* **WORK TO DO**
Assemble all lines in which the string "Half" appears.

* **STORED RECORDS**
------------------------------

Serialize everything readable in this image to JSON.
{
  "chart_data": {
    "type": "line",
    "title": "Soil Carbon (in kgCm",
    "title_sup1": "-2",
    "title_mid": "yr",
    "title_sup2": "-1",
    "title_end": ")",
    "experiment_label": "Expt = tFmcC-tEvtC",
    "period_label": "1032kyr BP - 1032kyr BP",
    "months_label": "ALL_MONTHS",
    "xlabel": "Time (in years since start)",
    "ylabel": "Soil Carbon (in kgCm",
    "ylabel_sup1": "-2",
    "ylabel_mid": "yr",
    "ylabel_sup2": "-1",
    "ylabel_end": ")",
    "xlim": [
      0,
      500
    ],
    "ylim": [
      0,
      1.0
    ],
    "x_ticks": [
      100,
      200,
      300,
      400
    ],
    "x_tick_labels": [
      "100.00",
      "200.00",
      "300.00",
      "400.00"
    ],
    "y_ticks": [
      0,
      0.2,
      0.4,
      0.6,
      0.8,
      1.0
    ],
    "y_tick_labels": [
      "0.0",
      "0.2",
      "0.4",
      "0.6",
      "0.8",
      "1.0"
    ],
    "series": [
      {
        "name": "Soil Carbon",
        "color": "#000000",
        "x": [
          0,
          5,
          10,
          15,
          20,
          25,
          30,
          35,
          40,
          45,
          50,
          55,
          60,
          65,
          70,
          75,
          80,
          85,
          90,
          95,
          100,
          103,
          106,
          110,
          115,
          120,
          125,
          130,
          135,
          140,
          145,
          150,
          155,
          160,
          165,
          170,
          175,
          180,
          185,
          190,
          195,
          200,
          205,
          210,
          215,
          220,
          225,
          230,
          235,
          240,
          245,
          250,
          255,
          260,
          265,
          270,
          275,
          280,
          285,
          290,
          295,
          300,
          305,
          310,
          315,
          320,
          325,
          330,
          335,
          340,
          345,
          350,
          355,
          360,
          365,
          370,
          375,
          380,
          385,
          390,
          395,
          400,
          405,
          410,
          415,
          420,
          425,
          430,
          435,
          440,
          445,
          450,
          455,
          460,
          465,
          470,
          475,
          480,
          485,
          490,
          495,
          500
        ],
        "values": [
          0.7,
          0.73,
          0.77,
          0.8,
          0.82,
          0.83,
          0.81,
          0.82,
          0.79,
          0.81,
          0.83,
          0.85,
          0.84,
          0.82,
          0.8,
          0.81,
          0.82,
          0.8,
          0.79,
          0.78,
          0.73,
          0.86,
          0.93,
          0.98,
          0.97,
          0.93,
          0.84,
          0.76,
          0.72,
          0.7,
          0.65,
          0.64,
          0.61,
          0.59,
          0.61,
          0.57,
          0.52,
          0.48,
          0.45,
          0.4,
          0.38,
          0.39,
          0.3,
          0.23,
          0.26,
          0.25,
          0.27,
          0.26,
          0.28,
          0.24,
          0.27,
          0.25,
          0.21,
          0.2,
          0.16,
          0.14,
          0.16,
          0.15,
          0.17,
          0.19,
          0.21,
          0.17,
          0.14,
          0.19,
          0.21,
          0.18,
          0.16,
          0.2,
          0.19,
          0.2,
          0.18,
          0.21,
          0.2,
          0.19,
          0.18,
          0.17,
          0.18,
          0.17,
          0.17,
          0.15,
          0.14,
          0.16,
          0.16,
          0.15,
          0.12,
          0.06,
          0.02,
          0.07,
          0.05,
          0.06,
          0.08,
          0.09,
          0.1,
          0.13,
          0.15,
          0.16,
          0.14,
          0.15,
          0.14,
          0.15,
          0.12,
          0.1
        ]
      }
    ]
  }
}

------------------------------

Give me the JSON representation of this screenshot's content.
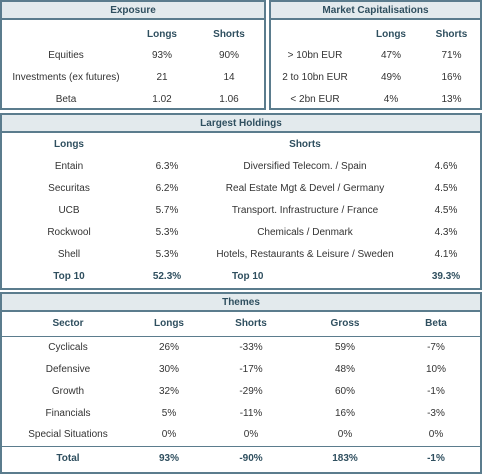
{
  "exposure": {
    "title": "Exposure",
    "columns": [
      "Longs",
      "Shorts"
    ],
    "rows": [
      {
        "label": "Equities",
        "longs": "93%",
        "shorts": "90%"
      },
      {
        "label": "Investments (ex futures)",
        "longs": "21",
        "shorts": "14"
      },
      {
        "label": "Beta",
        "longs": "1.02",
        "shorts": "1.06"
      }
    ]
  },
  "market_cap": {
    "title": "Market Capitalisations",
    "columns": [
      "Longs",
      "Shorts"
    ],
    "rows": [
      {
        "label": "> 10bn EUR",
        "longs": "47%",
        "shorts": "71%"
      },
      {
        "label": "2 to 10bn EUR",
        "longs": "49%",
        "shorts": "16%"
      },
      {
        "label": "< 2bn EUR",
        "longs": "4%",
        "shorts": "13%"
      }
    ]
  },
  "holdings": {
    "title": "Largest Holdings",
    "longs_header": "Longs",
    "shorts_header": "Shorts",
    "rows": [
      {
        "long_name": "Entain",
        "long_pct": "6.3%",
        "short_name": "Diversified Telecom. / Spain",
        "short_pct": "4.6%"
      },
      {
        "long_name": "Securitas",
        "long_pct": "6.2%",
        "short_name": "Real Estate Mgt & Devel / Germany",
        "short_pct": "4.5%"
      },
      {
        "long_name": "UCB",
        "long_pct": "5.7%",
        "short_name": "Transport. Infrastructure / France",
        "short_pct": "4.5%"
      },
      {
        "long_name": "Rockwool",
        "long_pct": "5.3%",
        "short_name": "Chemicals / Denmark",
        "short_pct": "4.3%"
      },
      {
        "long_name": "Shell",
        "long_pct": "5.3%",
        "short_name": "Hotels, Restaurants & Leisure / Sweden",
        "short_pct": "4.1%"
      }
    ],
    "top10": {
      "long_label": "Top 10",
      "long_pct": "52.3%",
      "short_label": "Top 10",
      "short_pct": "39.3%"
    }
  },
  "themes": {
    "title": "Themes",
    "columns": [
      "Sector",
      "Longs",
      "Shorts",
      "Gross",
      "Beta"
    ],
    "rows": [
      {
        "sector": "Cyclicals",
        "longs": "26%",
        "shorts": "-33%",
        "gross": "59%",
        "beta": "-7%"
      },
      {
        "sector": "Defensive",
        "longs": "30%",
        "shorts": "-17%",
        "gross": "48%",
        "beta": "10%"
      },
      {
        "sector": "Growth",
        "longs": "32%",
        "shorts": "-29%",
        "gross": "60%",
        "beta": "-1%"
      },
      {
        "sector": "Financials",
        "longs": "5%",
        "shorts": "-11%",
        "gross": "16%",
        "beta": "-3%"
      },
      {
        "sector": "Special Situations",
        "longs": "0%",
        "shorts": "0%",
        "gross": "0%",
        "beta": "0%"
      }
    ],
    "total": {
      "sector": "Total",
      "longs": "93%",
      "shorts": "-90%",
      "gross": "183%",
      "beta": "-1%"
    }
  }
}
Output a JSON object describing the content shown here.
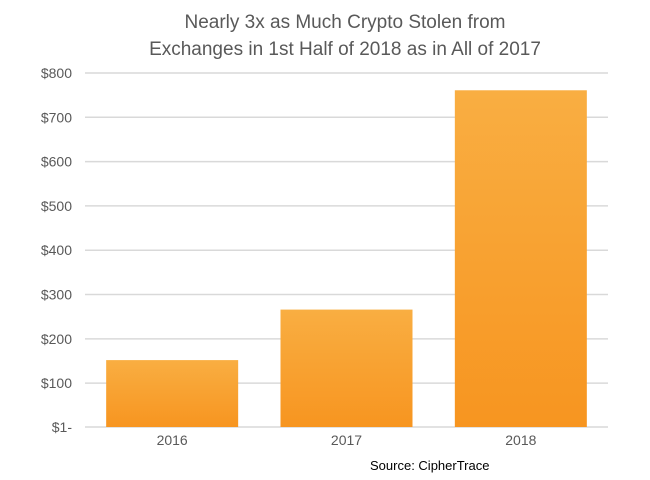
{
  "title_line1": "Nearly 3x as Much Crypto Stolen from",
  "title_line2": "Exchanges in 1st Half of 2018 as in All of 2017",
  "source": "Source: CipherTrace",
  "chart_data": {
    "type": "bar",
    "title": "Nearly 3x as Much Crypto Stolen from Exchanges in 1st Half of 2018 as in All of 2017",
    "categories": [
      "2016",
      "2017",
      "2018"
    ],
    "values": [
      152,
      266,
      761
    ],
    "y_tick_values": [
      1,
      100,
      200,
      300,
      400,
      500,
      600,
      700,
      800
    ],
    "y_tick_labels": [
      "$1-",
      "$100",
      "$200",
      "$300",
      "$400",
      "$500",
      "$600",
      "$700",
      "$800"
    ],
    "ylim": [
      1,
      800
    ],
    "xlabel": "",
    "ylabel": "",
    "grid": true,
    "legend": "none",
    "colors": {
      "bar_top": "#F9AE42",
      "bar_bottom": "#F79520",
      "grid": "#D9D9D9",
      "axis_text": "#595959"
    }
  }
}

------------------------------

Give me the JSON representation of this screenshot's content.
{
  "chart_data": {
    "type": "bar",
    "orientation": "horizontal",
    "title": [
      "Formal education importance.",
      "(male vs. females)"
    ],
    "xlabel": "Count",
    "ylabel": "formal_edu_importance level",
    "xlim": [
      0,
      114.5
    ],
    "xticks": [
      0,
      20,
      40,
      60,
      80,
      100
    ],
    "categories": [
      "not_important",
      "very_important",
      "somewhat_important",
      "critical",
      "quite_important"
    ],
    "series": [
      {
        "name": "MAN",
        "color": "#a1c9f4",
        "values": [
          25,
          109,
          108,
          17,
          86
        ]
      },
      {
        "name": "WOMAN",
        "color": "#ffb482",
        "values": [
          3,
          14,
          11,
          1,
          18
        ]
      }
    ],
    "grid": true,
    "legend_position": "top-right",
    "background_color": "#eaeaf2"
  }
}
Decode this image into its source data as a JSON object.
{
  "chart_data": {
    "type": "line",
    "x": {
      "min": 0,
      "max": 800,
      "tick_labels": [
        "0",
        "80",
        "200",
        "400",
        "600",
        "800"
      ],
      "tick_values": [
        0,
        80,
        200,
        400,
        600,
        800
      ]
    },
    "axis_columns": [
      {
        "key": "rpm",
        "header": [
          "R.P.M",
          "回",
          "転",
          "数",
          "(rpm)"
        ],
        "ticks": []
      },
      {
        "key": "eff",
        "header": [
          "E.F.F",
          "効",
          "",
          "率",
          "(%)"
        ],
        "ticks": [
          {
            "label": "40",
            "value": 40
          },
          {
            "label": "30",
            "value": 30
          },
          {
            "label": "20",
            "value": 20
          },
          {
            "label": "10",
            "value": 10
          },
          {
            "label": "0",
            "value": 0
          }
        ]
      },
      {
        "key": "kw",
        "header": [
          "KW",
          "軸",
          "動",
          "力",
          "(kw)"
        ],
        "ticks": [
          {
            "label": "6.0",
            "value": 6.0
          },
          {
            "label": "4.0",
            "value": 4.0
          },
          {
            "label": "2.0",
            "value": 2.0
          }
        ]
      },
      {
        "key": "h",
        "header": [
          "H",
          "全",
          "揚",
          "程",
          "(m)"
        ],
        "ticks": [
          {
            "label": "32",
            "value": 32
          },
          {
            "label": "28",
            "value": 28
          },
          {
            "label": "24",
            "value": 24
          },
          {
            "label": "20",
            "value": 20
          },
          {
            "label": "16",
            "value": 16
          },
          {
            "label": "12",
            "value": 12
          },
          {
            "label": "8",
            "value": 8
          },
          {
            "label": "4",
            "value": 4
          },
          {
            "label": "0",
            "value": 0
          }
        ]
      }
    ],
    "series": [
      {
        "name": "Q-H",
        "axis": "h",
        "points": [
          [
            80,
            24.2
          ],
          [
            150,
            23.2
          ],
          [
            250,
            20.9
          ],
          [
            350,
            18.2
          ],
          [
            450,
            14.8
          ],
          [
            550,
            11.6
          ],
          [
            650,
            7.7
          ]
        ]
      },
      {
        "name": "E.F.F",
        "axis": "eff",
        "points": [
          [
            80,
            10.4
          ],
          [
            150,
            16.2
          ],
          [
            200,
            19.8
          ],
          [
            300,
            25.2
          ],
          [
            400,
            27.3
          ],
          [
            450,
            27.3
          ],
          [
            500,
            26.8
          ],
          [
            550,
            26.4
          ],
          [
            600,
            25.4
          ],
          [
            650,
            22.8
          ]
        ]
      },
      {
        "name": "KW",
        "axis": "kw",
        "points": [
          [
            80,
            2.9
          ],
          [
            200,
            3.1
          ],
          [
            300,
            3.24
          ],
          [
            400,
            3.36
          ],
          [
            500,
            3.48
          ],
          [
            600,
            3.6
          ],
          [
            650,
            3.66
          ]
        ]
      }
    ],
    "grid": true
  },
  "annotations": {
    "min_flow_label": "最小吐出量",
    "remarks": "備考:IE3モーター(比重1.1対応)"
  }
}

------------------------------

* **EXPECTED OUTPUT**
  "title_line2": "Exchanges in 1st Half of 2018 as in All of 2017",
    "title": "Nearly 3x as Much Crypto Stolen from Exchanges in 1st Half of 2018 as in All of 2017",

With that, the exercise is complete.